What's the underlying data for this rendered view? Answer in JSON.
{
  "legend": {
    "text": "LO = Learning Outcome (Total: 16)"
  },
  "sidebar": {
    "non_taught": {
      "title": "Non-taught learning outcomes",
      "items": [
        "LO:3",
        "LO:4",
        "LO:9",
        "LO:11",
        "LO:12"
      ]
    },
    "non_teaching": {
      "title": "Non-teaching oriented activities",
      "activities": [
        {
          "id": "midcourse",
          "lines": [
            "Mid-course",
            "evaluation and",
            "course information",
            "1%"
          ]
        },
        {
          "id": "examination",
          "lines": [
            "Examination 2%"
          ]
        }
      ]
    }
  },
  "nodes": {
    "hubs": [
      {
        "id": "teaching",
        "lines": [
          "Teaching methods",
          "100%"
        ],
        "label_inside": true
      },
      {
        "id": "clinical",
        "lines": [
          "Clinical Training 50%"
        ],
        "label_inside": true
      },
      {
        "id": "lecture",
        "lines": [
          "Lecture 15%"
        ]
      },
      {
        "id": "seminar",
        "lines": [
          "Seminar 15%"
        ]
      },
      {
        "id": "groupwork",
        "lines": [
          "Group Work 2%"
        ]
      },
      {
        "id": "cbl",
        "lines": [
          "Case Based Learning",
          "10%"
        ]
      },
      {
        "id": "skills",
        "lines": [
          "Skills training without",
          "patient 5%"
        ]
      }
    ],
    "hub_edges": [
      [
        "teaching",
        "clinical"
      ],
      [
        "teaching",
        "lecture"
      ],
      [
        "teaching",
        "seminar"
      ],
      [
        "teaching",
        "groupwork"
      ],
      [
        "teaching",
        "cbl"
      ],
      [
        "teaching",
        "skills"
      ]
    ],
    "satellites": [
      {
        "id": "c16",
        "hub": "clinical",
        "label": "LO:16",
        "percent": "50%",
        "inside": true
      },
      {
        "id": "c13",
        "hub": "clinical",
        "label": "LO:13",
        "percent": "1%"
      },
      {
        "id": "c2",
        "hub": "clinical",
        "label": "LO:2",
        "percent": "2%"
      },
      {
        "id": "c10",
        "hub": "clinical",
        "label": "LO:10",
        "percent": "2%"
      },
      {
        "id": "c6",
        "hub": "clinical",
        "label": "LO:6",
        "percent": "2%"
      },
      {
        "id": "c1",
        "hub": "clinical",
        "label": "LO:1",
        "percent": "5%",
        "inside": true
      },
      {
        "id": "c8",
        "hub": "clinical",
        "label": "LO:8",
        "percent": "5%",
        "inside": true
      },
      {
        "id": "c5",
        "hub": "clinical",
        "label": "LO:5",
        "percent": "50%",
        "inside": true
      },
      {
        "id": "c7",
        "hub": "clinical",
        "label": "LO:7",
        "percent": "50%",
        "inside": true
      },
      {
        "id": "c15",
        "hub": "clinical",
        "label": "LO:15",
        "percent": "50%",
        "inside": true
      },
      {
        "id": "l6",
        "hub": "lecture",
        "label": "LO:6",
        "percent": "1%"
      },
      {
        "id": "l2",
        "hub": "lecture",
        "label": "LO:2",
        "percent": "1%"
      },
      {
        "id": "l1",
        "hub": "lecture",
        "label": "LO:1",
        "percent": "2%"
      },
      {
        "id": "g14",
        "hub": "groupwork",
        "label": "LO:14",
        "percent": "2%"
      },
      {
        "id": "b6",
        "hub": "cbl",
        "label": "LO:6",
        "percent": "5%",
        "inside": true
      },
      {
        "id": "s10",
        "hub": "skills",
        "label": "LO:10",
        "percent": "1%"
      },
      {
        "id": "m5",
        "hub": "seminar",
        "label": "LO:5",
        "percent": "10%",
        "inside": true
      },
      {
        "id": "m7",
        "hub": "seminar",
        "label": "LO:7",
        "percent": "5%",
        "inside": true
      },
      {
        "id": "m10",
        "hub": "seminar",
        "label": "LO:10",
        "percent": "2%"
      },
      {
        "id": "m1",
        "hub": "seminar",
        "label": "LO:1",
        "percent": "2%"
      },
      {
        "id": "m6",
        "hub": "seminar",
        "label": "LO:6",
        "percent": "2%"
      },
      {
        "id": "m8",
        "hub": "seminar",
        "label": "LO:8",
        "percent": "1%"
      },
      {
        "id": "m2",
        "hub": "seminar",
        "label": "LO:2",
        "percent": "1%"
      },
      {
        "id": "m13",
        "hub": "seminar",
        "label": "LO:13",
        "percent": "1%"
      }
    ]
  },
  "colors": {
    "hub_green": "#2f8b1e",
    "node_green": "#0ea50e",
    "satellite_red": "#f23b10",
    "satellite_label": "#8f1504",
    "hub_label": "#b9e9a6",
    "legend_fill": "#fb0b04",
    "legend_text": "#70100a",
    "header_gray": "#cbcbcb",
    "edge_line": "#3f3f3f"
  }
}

● ● ● ● ●

Given exercise ::
Across the material above, count every line holding "title" and write down only the number.

Written response ::
2